**What you will do:** Output the entries verbatim, including every line.

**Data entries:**
━━━━━━

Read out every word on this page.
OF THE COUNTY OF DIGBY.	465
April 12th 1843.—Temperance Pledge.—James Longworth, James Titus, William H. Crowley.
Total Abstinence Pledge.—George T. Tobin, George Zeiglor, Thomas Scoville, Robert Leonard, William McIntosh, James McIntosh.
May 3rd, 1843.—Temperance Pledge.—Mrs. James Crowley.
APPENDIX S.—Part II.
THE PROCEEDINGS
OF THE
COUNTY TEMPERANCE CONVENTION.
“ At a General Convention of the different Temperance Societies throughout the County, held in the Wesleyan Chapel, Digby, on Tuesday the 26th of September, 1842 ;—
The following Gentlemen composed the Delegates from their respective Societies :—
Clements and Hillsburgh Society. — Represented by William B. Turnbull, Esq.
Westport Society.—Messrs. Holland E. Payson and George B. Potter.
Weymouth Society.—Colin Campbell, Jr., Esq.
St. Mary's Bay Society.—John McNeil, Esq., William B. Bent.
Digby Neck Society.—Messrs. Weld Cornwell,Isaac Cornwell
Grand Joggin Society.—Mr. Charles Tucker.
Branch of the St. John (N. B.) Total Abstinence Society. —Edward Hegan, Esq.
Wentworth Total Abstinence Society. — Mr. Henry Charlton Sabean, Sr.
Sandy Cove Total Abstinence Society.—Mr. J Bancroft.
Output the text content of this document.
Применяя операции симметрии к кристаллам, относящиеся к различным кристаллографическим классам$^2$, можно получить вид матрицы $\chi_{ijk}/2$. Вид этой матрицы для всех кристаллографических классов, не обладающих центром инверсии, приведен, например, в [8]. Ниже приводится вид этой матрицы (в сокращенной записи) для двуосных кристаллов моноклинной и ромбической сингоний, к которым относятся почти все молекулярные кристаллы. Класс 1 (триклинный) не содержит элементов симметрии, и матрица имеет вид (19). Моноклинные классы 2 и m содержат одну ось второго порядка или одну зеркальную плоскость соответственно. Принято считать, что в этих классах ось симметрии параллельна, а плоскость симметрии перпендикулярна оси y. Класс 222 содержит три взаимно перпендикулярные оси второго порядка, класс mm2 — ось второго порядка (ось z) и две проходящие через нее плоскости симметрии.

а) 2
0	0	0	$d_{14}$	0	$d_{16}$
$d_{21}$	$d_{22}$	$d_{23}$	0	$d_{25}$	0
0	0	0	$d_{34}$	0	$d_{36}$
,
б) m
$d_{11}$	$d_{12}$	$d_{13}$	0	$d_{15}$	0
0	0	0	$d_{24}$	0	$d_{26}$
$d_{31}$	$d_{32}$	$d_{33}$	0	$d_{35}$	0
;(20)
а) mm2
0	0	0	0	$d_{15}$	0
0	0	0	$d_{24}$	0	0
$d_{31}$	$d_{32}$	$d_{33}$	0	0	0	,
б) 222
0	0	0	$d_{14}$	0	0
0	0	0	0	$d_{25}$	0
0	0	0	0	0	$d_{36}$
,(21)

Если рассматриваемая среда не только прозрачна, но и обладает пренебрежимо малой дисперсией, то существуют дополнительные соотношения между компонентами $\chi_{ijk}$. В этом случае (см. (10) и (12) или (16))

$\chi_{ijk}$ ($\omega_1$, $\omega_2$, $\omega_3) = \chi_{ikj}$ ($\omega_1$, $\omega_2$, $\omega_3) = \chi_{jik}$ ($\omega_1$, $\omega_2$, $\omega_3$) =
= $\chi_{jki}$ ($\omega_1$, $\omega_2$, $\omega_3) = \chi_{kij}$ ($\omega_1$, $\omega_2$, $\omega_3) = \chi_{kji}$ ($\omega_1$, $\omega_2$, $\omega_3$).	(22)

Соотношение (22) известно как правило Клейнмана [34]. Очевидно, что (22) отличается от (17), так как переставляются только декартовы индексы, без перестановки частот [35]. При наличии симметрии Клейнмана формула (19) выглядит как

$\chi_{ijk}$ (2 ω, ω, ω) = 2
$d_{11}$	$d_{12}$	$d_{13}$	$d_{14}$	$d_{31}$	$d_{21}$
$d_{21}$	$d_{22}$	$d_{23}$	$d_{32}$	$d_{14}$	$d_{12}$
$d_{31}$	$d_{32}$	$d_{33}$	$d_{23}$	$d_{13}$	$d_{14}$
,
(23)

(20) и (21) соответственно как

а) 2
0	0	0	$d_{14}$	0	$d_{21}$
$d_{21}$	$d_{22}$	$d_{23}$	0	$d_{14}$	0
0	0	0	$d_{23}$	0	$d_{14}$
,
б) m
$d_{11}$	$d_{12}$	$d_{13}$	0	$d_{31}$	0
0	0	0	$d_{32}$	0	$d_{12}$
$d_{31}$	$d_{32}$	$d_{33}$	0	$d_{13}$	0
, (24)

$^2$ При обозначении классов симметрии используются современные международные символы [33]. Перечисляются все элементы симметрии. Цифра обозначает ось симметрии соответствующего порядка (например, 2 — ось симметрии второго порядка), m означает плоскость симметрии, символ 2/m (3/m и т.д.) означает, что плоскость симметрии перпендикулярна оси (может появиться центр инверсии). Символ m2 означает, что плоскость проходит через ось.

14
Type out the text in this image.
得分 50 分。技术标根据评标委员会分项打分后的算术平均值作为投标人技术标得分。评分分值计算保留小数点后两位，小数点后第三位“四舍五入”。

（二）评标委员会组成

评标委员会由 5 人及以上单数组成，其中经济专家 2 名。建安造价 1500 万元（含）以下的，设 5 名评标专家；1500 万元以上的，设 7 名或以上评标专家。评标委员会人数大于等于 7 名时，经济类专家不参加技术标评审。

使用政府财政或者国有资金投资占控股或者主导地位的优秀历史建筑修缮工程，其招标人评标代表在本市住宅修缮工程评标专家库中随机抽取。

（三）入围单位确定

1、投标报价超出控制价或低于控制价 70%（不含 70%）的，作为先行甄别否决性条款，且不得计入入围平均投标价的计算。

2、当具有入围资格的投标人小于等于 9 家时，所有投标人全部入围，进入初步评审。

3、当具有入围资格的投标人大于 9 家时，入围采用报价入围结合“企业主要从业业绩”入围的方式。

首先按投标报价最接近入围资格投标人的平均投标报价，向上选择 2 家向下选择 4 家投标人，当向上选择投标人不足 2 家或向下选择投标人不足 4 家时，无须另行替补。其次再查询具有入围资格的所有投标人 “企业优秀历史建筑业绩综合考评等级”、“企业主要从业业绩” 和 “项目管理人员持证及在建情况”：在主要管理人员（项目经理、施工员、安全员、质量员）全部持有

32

━━━━━━

**Exercise result:**
Read out every word on this page.
OF THE COUNTY OF DIGBY.	465
April 12th 1843.—Temperance Pledge.—James Longworth, James Titus, William H. Crowley.
Total Abstinence Pledge.—George T. Tobin, George Zeiglor, Thomas Scoville, Robert Leonard, William McIntosh, James McIntosh.
May 3rd, 1843.—Temperance Pledge.—Mrs. James Crowley.
APPENDIX S.—Part II.
THE PROCEEDINGS
OF THE
COUNTY TEMPERANCE CONVENTION.
“ At a General Convention of the different Temperance Societies throughout the County, held in the Wesleyan Chapel, Digby, on Tuesday the 26th of September, 1842 ;—
The following Gentlemen composed the Delegates from their respective Societies :—
Clements and Hillsburgh Society. — Represented by William B. Turnbull, Esq.
Westport Society.—Messrs. Holland E. Payson and George B. Potter.
Weymouth Society.—Colin Campbell, Jr., Esq.
St. Mary's Bay Society.—John McNeil, Esq., William B. Bent.
Digby Neck Society.—Messrs. Weld Cornwell,Isaac Cornwell
Grand Joggin Society.—Mr. Charles Tucker.
Branch of the St. John (N. B.) Total Abstinence Society. —Edward Hegan, Esq.
Wentworth Total Abstinence Society. — Mr. Henry Charlton Sabean, Sr.
Sandy Cove Total Abstinence Society.—Mr. J Bancroft.
Output the text content of this document.
Применяя операции симметрии к кристаллам, относящиеся к различным кристаллографическим классам$^2$, можно получить вид матрицы $\chi_{ijk}/2$. Вид этой матрицы для всех кристаллографических классов, не обладающих центром инверсии, приведен, например, в [8]. Ниже приводится вид этой матрицы (в сокращенной записи) для двуосных кристаллов моноклинной и ромбической сингоний, к которым относятся почти все молекулярные кристаллы. Класс 1 (триклинный) не содержит элементов симметрии, и матрица имеет вид (19). Моноклинные классы 2 и m содержат одну ось второго порядка или одну зеркальную плоскость соответственно. Принято считать, что в этих классах ось симметрии параллельна, а плоскость симметрии перпендикулярна оси y. Класс 222 содержит три взаимно перпендикулярные оси второго порядка, класс mm2 — ось второго порядка (ось z) и две проходящие через нее плоскости симметрии.

а) 2
0	0	0	$d_{14}$	0	$d_{16}$
$d_{21}$	$d_{22}$	$d_{23}$	0	$d_{25}$	0
0	0	0	$d_{34}$	0	$d_{36}$
,
б) m
$d_{11}$	$d_{12}$	$d_{13}$	0	$d_{15}$	0
0	0	0	$d_{24}$	0	$d_{26}$
$d_{31}$	$d_{32}$	$d_{33}$	0	$d_{35}$	0
;(20)
а) mm2
0	0	0	0	$d_{15}$	0
0	0	0	$d_{24}$	0	0
$d_{31}$	$d_{32}$	$d_{33}$	0	0	0	,
б) 222
0	0	0	$d_{14}$	0	0
0	0	0	0	$d_{25}$	0
0	0	0	0	0	$d_{36}$
,(21)

Если рассматриваемая среда не только прозрачна, но и обладает пренебрежимо малой дисперсией, то существуют дополнительные соотношения между компонентами $\chi_{ijk}$. В этом случае (см. (10) и (12) или (16))

$\chi_{ijk}$ ($\omega_1$, $\omega_2$, $\omega_3) = \chi_{ikj}$ ($\omega_1$, $\omega_2$, $\omega_3) = \chi_{jik}$ ($\omega_1$, $\omega_2$, $\omega_3$) =
= $\chi_{jki}$ ($\omega_1$, $\omega_2$, $\omega_3) = \chi_{kij}$ ($\omega_1$, $\omega_2$, $\omega_3) = \chi_{kji}$ ($\omega_1$, $\omega_2$, $\omega_3$).	(22)

Соотношение (22) известно как правило Клейнмана [34]. Очевидно, что (22) отличается от (17), так как переставляются только декартовы индексы, без перестановки частот [35]. При наличии симметрии Клейнмана формула (19) выглядит как

$\chi_{ijk}$ (2 ω, ω, ω) = 2
$d_{11}$	$d_{12}$	$d_{13}$	$d_{14}$	$d_{31}$	$d_{21}$
$d_{21}$	$d_{22}$	$d_{23}$	$d_{32}$	$d_{14}$	$d_{12}$
$d_{31}$	$d_{32}$	$d_{33}$	$d_{23}$	$d_{13}$	$d_{14}$
,
(23)

(20) и (21) соответственно как

а) 2
0	0	0	$d_{14}$	0	$d_{21}$
$d_{21}$	$d_{22}$	$d_{23}$	0	$d_{14}$	0
0	0	0	$d_{23}$	0	$d_{14}$
,
б) m
$d_{11}$	$d_{12}$	$d_{13}$	0	$d_{31}$	0
0	0	0	$d_{32}$	0	$d_{12}$
$d_{31}$	$d_{32}$	$d_{33}$	0	$d_{13}$	0
, (24)

$^2$ При обозначении классов симметрии используются современные международные символы [33]. Перечисляются все элементы симметрии. Цифра обозначает ось симметрии соответствующего порядка (например, 2 — ось симметрии второго порядка), m означает плоскость симметрии, символ 2/m (3/m и т.д.) означает, что плоскость симметрии перпендикулярна оси (может появиться центр инверсии). Символ m2 означает, что плоскость проходит через ось.

14
Type out the text in this image.
得分 50 分。技术标根据评标委员会分项打分后的算术平均值作为投标人技术标得分。评分分值计算保留小数点后两位，小数点后第三位“四舍五入”。

（二）评标委员会组成

评标委员会由 5 人及以上单数组成，其中经济专家 2 名。建安造价 1500 万元（含）以下的，设 5 名评标专家；1500 万元以上的，设 7 名或以上评标专家。评标委员会人数大于等于 7 名时，经济类专家不参加技术标评审。

使用政府财政或者国有资金投资占控股或者主导地位的优秀历史建筑修缮工程，其招标人评标代表在本市住宅修缮工程评标专家库中随机抽取。

（三）入围单位确定

1、投标报价超出控制价或低于控制价 70%（不含 70%）的，作为先行甄别否决性条款，且不得计入入围平均投标价的计算。

2、当具有入围资格的投标人小于等于 9 家时，所有投标人全部入围，进入初步评审。

3、当具有入围资格的投标人大于 9 家时，入围采用报价入围结合“企业主要从业业绩”入围的方式。

首先按投标报价最接近入围资格投标人的平均投标报价，向上选择 2 家向下选择 4 家投标人，当向上选择投标人不足 2 家或向下选择投标人不足 4 家时，无须另行替补。其次再查询具有入围资格的所有投标人 “企业优秀历史建筑业绩综合考评等级”、“企业主要从业业绩” 和 “项目管理人员持证及在建情况”：在主要管理人员（项目经理、施工员、安全员、质量员）全部持有

32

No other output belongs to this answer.